STATED PROBLEM. Your job is to retype all of the data word for word, leaving every image out.

RAW DATA.
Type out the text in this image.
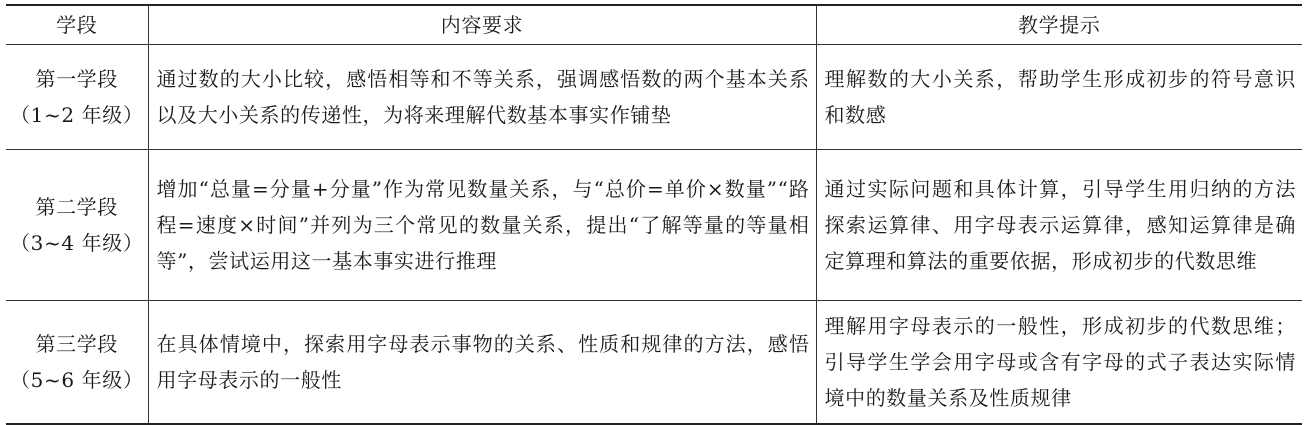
学段	内容要求	教学提示

第一学段
（1~2 年级）	通过数的大小比较，感悟相等和不等关系，强调感悟数的两个基本关系以及大小关系的传递性，为将来理解代数基本事实作铺垫	理解数的大小关系，帮助学生形成初步的符号意识和数感

第二学段
（3~4 年级）	增加“总量=分量+分量”作为常见数量关系，与“总价=单价×数量”“路程=速度×时间”并列为三个常见的数量关系，提出“了解等量的等量相等”，尝试运用这一基本事实进行推理	通过实际问题和具体计算，引导学生用归纳的方法探索运算律、用字母表示运算律，感知运算律是确定算理和算法的重要依据，形成初步的代数思维

第三学段
（5~6 年级）	在具体情境中，探索用字母表示事物的关系、性质和规律的方法，感悟用字母表示的一般性	理解用字母表示的一般性，形成初步的代数思维；引导学生学会用字母或含有字母的式子表达实际情境中的数量关系及性质规律
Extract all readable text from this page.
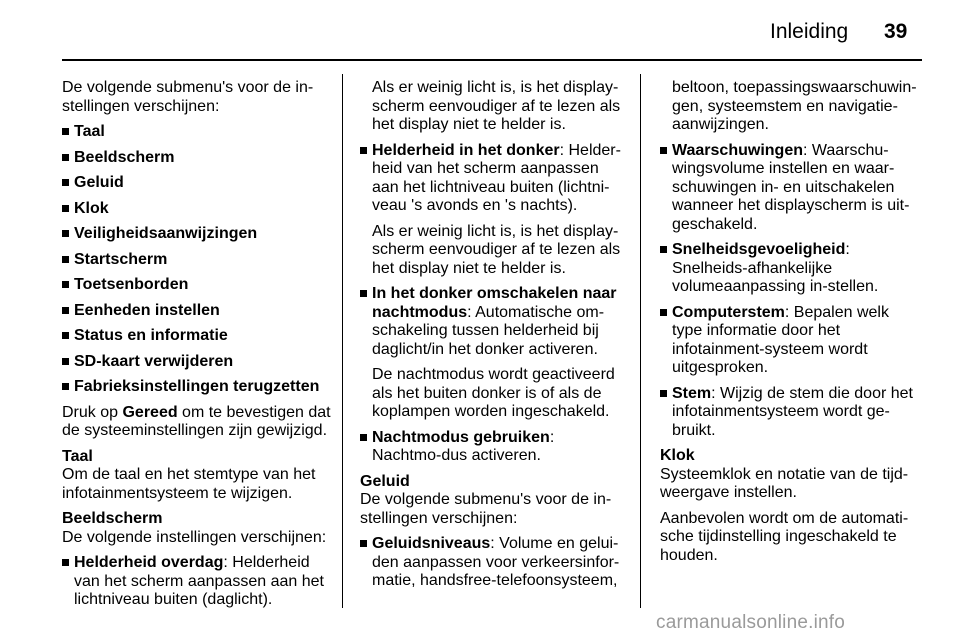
Inleiding 39

De volgende submenu's voor de in-stellingen verschijnen:

Taal
Beeldscherm
Geluid
Klok
Veiligheidsaanwijzingen
Startscherm
Toetsenborden
Eenheden instellen
Status en informatie
SD-kaart verwijderen
Fabrieksinstellingen terugzetten

Druk op Gereed om te bevestigen dat de systeeminstellingen zijn gewijzigd.

Taal
Om de taal en het stemtype van het infotainmentsysteem te wijzigen.
Beeldscherm
De volgende instellingen verschijnen:
Helderheid overdag: Helderheid van het scherm aanpassen aan het lichtniveau buiten (daglicht).

Als er weinig licht is, is het display-scherm eenvoudiger af te lezen als het display niet te helder is.

Helderheid in het donker: Helder-heid van het scherm aanpassen aan het lichtniveau buiten (lichtni-veau 's avonds en 's nachts).

Als er weinig licht is, is het display-scherm eenvoudiger af te lezen als het display niet te helder is.

In het donker omschakelen naar nachtmodus: Automatische om-schakeling tussen helderheid bij daglicht/in het donker activeren.

De nachtmodus wordt geactiveerd als het buiten donker is of als de koplampen worden ingeschakeld.

Nachtmodus gebruiken: Nachtmo-dus activeren.
Geluid
De volgende submenu's voor de in-stellingen verschijnen:
Geluidsniveaus: Volume en gelui-den aanpassen voor verkeersinfor-matie, handsfree-telefoonsysteem,

beltoon, toepassingswaarschuwin-gen, systeemstem en navigatie-aanwijzingen.

Waarschuwingen: Waarschu-wingsvolume instellen en waar-schuwingen in- en uitschakelen wanneer het displayscherm is uit-geschakeld.
Snelheidsgevoeligheid: Snelheids-afhankelijke volumeaanpassing in-stellen.
Computerstem: Bepalen welk type informatie door het infotainment-systeem wordt uitgesproken.
Stem: Wijzig de stem die door het infotainmentsysteem wordt ge-bruikt.
Klok
Systeemklok en notatie van de tijd-weergave instellen.

Aanbevolen wordt om de automati-sche tijdinstelling ingeschakeld te houden.

carmanualsonline.info
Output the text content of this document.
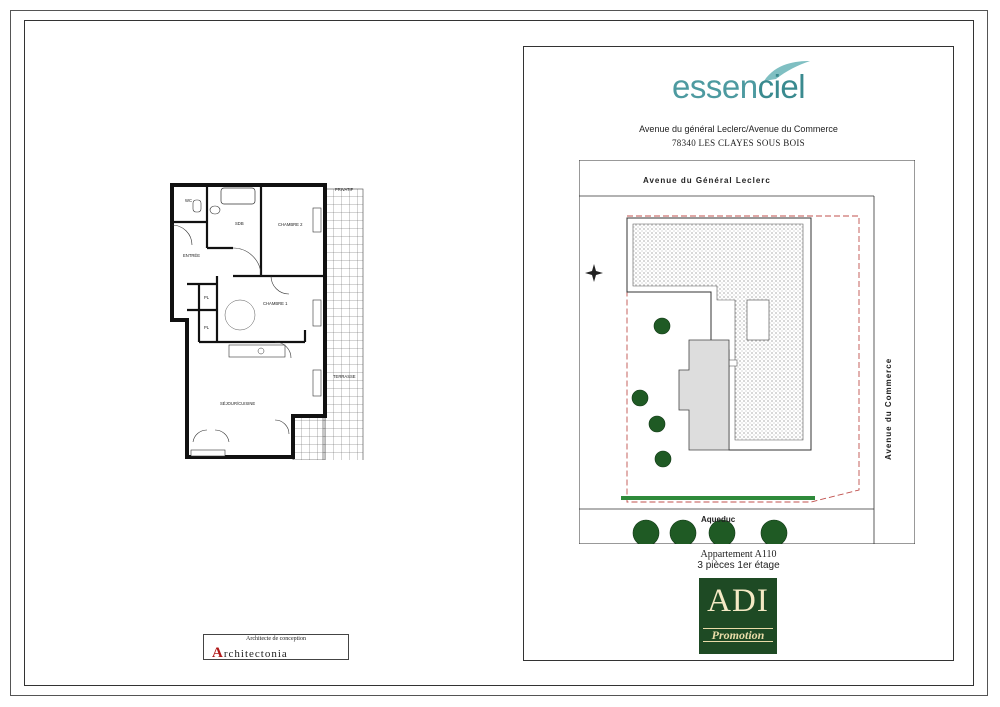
WC
SDB
ENTRÉE
CHAMBRE 2
CHAMBRE 1
PL
PL
SÉJOUR/CUISINE
TERRASSE
PRIVATIF
Architecte de conception
Architectonia
essenciel
Avenue du général Leclerc/Avenue du Commerce
78340 LES CLAYES SOUS BOIS
Avenue du Général Leclerc
Aqueduc
Avenue du Commerce
Appartement A110
3 pièces 1er étage
ADI
Promotion
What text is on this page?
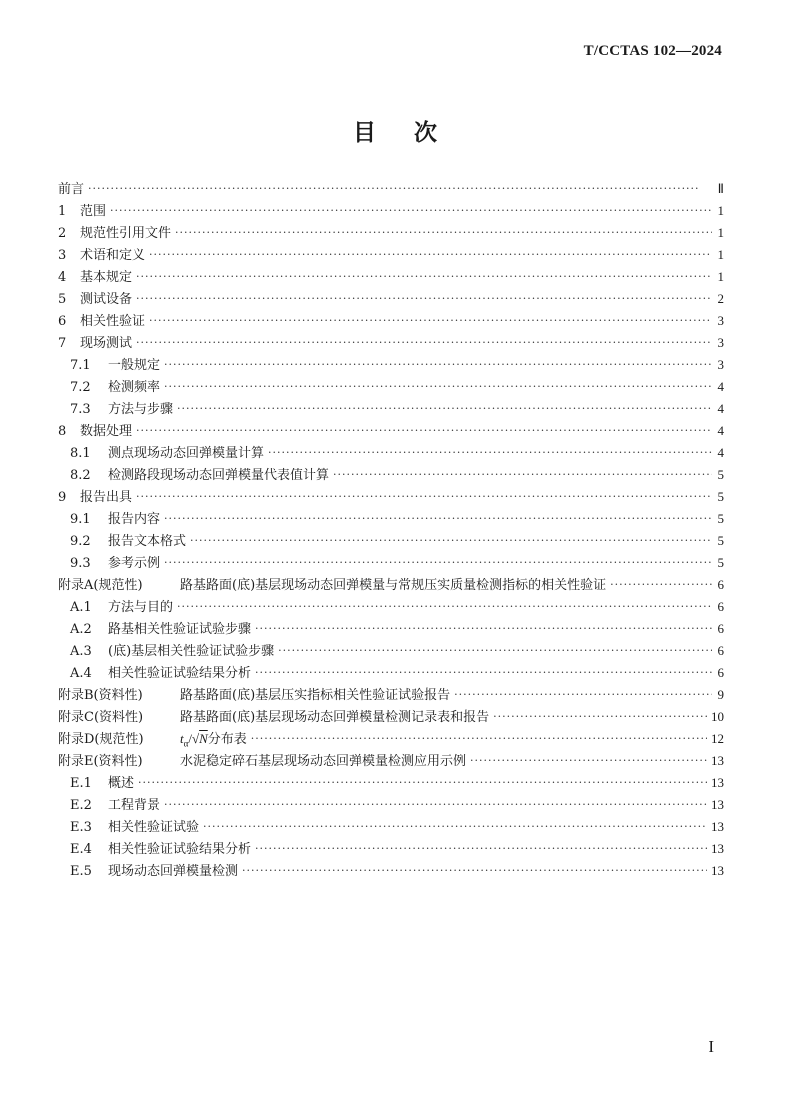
T/CCTAS 102—2024
目次
前言 ·····	Ⅱ
1	范围 ·····	1
2	规范性引用文件 ·····	1
3	术语和定义 ·····	1
4	基本规定 ·····	1
5	测试设备 ·····	2
6	相关性验证 ·····	3
7	现场测试 ·····	3
7.1	一般规定 ·····	3
7.2	检测频率 ·····	4
7.3	方法与步骤 ·····	4
8	数据处理 ·····	4
8.1	测点现场动态回弹模量计算 ·····	4
8.2	检测路段现场动态回弹模量代表值计算 ·····	5
9	报告出具 ·····	5
9.1	报告内容 ·····	5
9.2	报告文本格式 ·····	5
9.3	参考示例 ·····	5
附录A(规范性)	路基路面(底)基层现场动态回弹模量与常规压实质量检测指标的相关性验证 ·····	6
A.1	方法与目的 ·····	6
A.2	路基相关性验证试验步骤 ·····	6
A.3	(底)基层相关性验证试验步骤 ·····	6
A.4	相关性验证试验结果分析 ·····	6
附录B(资料性)	路基路面(底)基层压实指标相关性验证试验报告 ·····	9
附录C(资料性)	路基路面(底)基层现场动态回弹模量检测记录表和报告 ·····	10
附录D(规范性)	$t_\alpha/√N$ 分布表 ·····	12
附录E(资料性)	水泥稳定碎石基层现场动态回弹模量检测应用示例 ·····	13
E.1	概述 ·····	13
E.2	工程背景 ·····	13
E.3	相关性验证试验 ·····	13
E.4	相关性验证试验结果分析 ·····	13
E.5	现场动态回弹模量检测 ·····	13
I
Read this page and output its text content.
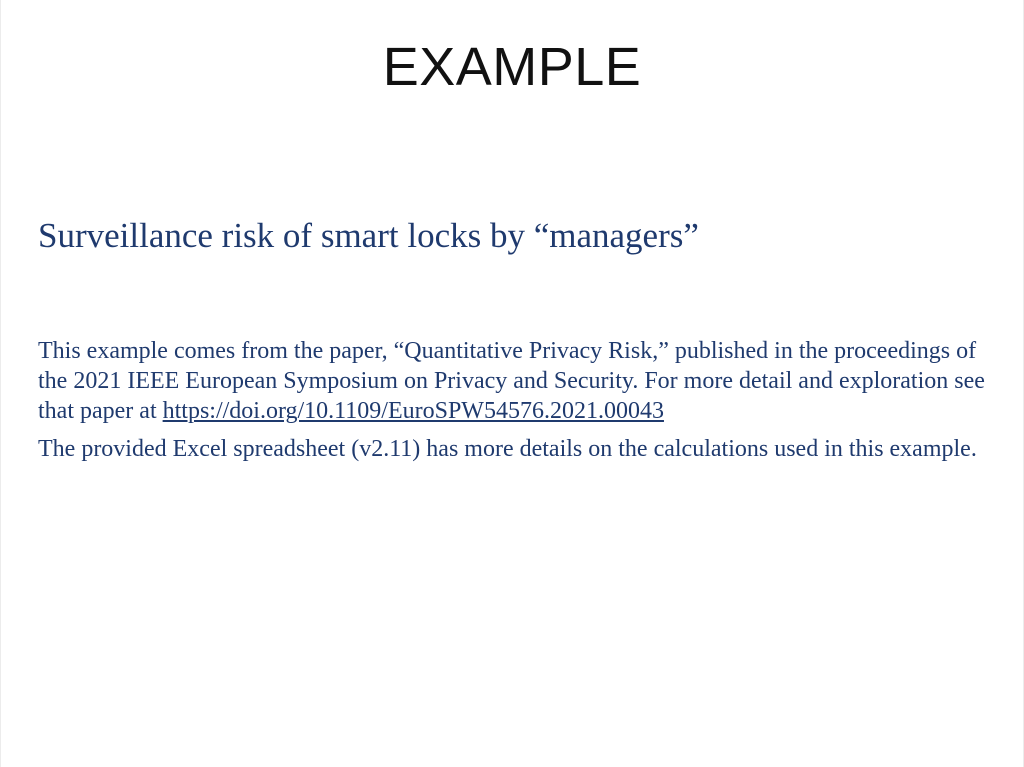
EXAMPLE
Surveillance risk of smart locks by “managers”

This example comes from the paper, “Quantitative Privacy Risk,” published in the proceedings of the 2021 IEEE European Symposium on Privacy and Security. For more detail and exploration see that paper at https://doi.org/10.1109/EuroSPW54576.2021.00043

The provided Excel spreadsheet (v2.11) has more details on the calculations used in this example.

WRITTEN REPLY.
Type out the text in this image.
学段	内容要求	教学提示

第一学段
（1~2 年级）	通过数的大小比较，感悟相等和不等关系，强调感悟数的两个基本关系以及大小关系的传递性，为将来理解代数基本事实作铺垫	理解数的大小关系，帮助学生形成初步的符号意识和数感

第二学段
（3~4 年级）	增加“总量=分量+分量”作为常见数量关系，与“总价=单价×数量”“路程=速度×时间”并列为三个常见的数量关系，提出“了解等量的等量相等”，尝试运用这一基本事实进行推理	通过实际问题和具体计算，引导学生用归纳的方法探索运算律、用字母表示运算律，感知运算律是确定算理和算法的重要依据，形成初步的代数思维

第三学段
（5~6 年级）	在具体情境中，探索用字母表示事物的关系、性质和规律的方法，感悟用字母表示的一般性	理解用字母表示的一般性，形成初步的代数思维；引导学生学会用字母或含有字母的式子表达实际情境中的数量关系及性质规律
Extract all readable text from this page.
Inleiding 39

De volgende submenu's voor de in-stellingen verschijnen:

Taal
Beeldscherm
Geluid
Klok
Veiligheidsaanwijzingen
Startscherm
Toetsenborden
Eenheden instellen
Status en informatie
SD-kaart verwijderen
Fabrieksinstellingen terugzetten

Druk op Gereed om te bevestigen dat de systeeminstellingen zijn gewijzigd.

Taal
Om de taal en het stemtype van het infotainmentsysteem te wijzigen.
Beeldscherm
De volgende instellingen verschijnen:
Helderheid overdag: Helderheid van het scherm aanpassen aan het lichtniveau buiten (daglicht).

Als er weinig licht is, is het display-scherm eenvoudiger af te lezen als het display niet te helder is.

Helderheid in het donker: Helder-heid van het scherm aanpassen aan het lichtniveau buiten (lichtni-veau 's avonds en 's nachts).

Als er weinig licht is, is het display-scherm eenvoudiger af te lezen als het display niet te helder is.

In het donker omschakelen naar nachtmodus: Automatische om-schakeling tussen helderheid bij daglicht/in het donker activeren.

De nachtmodus wordt geactiveerd als het buiten donker is of als de koplampen worden ingeschakeld.

Nachtmodus gebruiken: Nachtmo-dus activeren.
Geluid
De volgende submenu's voor de in-stellingen verschijnen:
Geluidsniveaus: Volume en gelui-den aanpassen voor verkeersinfor-matie, handsfree-telefoonsysteem,

beltoon, toepassingswaarschuwin-gen, systeemstem en navigatie-aanwijzingen.

Waarschuwingen: Waarschu-wingsvolume instellen en waar-schuwingen in- en uitschakelen wanneer het displayscherm is uit-geschakeld.
Snelheidsgevoeligheid: Snelheids-afhankelijke volumeaanpassing in-stellen.
Computerstem: Bepalen welk type informatie door het infotainment-systeem wordt uitgesproken.
Stem: Wijzig de stem die door het infotainmentsysteem wordt ge-bruikt.
Klok
Systeemklok en notatie van de tijd-weergave instellen.

Aanbevolen wordt om de automati-sche tijdinstelling ingeschakeld te houden.

carmanualsonline.info
Output the text content of this document.
WC
SDB
ENTRÉE
CHAMBRE 2
CHAMBRE 1
PL
PL
SÉJOUR/CUISINE
TERRASSE
PRIVATIF
Architecte de conception
Architectonia
essenciel
Avenue du général Leclerc/Avenue du Commerce
78340 LES CLAYES SOUS BOIS
Avenue du Général Leclerc
Aqueduc
Avenue du Commerce
Appartement A110
3 pièces 1er étage
ADI
Promotion
What text is on this page?
T/CCTAS 102—2024
目次
前言 ·····	Ⅱ
1	范围 ·····	1
2	规范性引用文件 ·····	1
3	术语和定义 ·····	1
4	基本规定 ·····	1
5	测试设备 ·····	2
6	相关性验证 ·····	3
7	现场测试 ·····	3
7.1	一般规定 ·····	3
7.2	检测频率 ·····	4
7.3	方法与步骤 ·····	4
8	数据处理 ·····	4
8.1	测点现场动态回弹模量计算 ·····	4
8.2	检测路段现场动态回弹模量代表值计算 ·····	5
9	报告出具 ·····	5
9.1	报告内容 ·····	5
9.2	报告文本格式 ·····	5
9.3	参考示例 ·····	5
附录A(规范性)	路基路面(底)基层现场动态回弹模量与常规压实质量检测指标的相关性验证 ·····	6
A.1	方法与目的 ·····	6
A.2	路基相关性验证试验步骤 ·····	6
A.3	(底)基层相关性验证试验步骤 ·····	6
A.4	相关性验证试验结果分析 ·····	6
附录B(资料性)	路基路面(底)基层压实指标相关性验证试验报告 ·····	9
附录C(资料性)	路基路面(底)基层现场动态回弹模量检测记录表和报告 ·····	10
附录D(规范性)	$t_\alpha/√N$ 分布表 ·····	12
附录E(资料性)	水泥稳定碎石基层现场动态回弹模量检测应用示例 ·····	13
E.1	概述 ·····	13
E.2	工程背景 ·····	13
E.3	相关性验证试验 ·····	13
E.4	相关性验证试验结果分析 ·····	13
E.5	现场动态回弹模量检测 ·····	13
I
Read this page and output its text content.
EXAMPLE
Surveillance risk of smart locks by “managers”

This example comes from the paper, “Quantitative Privacy Risk,” published in the proceedings of the 2021 IEEE European Symposium on Privacy and Security. For more detail and exploration see that paper at https://doi.org/10.1109/EuroSPW54576.2021.00043

The provided Excel spreadsheet (v2.11) has more details on the calculations used in this example.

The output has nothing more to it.